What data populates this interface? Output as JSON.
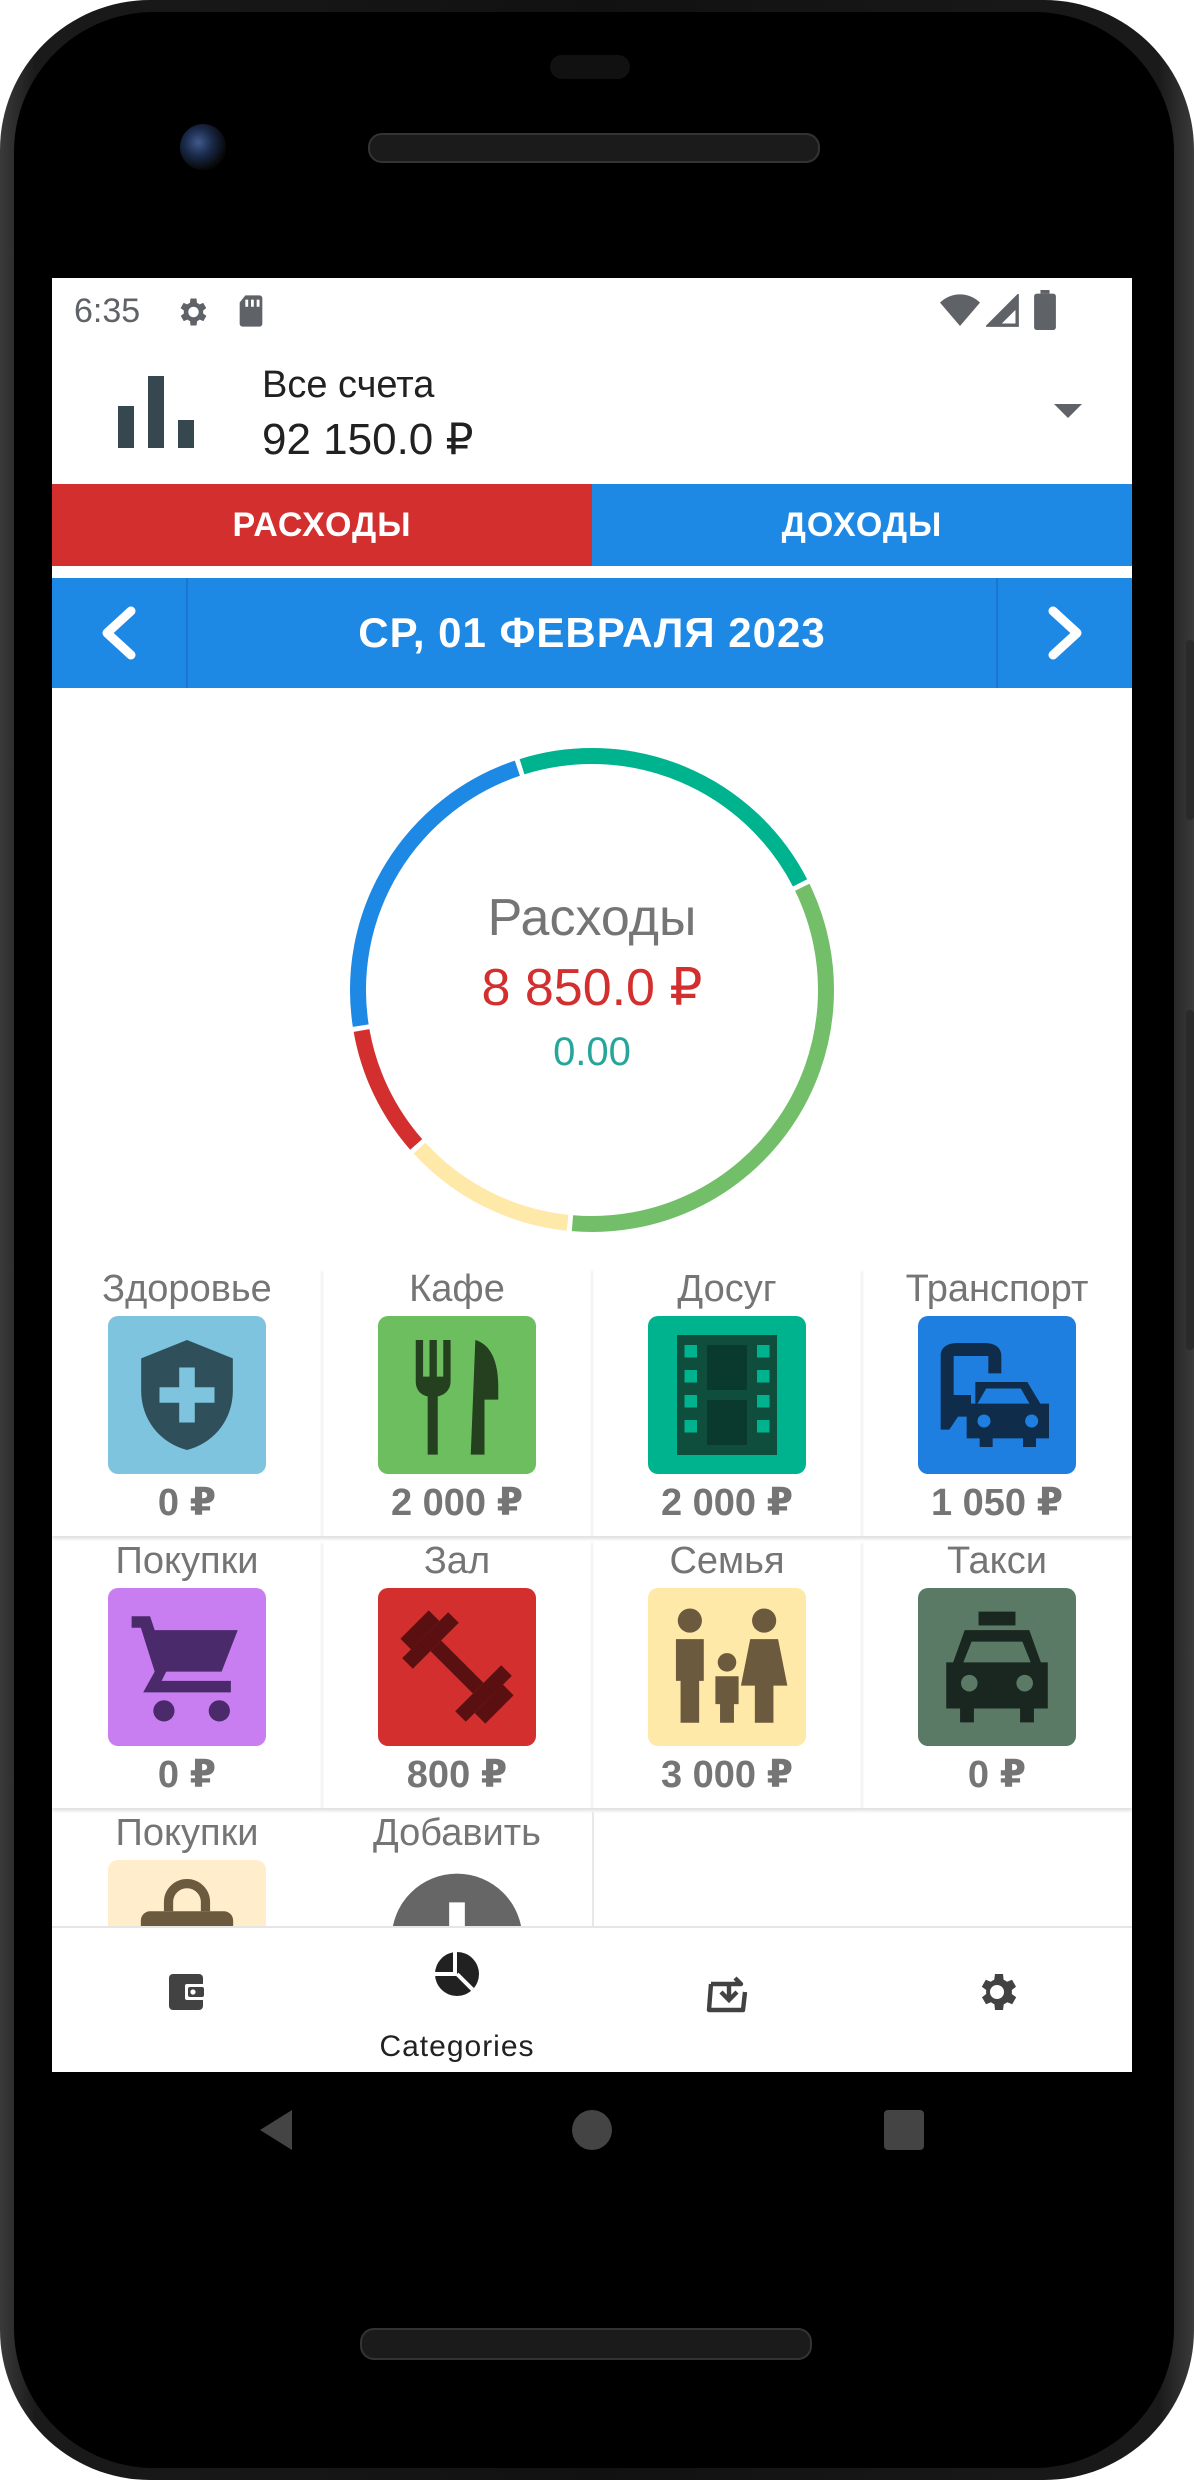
{
  "status_bar": {
    "time": "6:35"
  },
  "account": {
    "name": "Все счета",
    "balance": "92 150.0 ₽"
  },
  "tabs": {
    "expense": "РАСХОДЫ",
    "income": "ДОХОДЫ"
  },
  "date_nav": {
    "date": "СР, 01 ФЕВРАЛЯ 2023"
  },
  "summary": {
    "title": "Расходы",
    "amount": "8 850.0 ₽",
    "sub": "0.00"
  },
  "donut_segments": [
    {
      "category": "Досуг",
      "value": 2000,
      "color": "#00b38f"
    },
    {
      "category": "Семья",
      "value": 3000,
      "color": "#73bf69"
    },
    {
      "category": "Транспорт",
      "value": 1050,
      "color": "#ffe9a8"
    },
    {
      "category": "Зал",
      "value": 800,
      "color": "#d32f2f"
    },
    {
      "category": "Кафе",
      "value": 2000,
      "color": "#1e88e5"
    }
  ],
  "categories": [
    {
      "name": "Здоровье",
      "amount": "0 ₽",
      "icon": "shield-plus-icon",
      "color": "#7fc4de"
    },
    {
      "name": "Кафе",
      "amount": "2 000 ₽",
      "icon": "fork-knife-icon",
      "color": "#6dbe5e"
    },
    {
      "name": "Досуг",
      "amount": "2 000 ₽",
      "icon": "film-strip-icon",
      "color": "#00b38f"
    },
    {
      "name": "Транспорт",
      "amount": "1 050 ₽",
      "icon": "bus-car-icon",
      "color": "#1e7fe0"
    },
    {
      "name": "Покупки",
      "amount": "0 ₽",
      "icon": "shopping-cart-icon",
      "color": "#c87ef0"
    },
    {
      "name": "Зал",
      "amount": "800 ₽",
      "icon": "dumbbell-icon",
      "color": "#d32f2f"
    },
    {
      "name": "Семья",
      "amount": "3 000 ₽",
      "icon": "family-icon",
      "color": "#ffe9a8"
    },
    {
      "name": "Такси",
      "amount": "0 ₽",
      "icon": "taxi-icon",
      "color": "#5a7a66"
    },
    {
      "name": "Покупки",
      "amount": "",
      "icon": "shopping-bag-icon",
      "color": "#ffedcc"
    },
    {
      "name": "Добавить",
      "amount": "",
      "icon": "add-circle-icon",
      "color": "#666666"
    }
  ],
  "bottom_nav": {
    "items": [
      {
        "id": "accounts",
        "icon": "wallet-icon",
        "label": ""
      },
      {
        "id": "categories",
        "icon": "pie-chart-icon",
        "label": "Categories"
      },
      {
        "id": "transactions",
        "icon": "transfer-icon",
        "label": ""
      },
      {
        "id": "settings",
        "icon": "gear-icon",
        "label": ""
      }
    ]
  }
}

▶ [Problem description]: Find the word "name" in the entries, and copy every line it shows up in.

▶ [Problem solution]:
    "name": "Все счета",
      "name": "Здоровье",
      "name": "Кафе",
      "name": "Досуг",
      "name": "Транспорт",
      "name": "Покупки",
      "name": "Зал",
      "name": "Семья",
      "name": "Такси",
      "name": "Покупки",
      "name": "Добавить",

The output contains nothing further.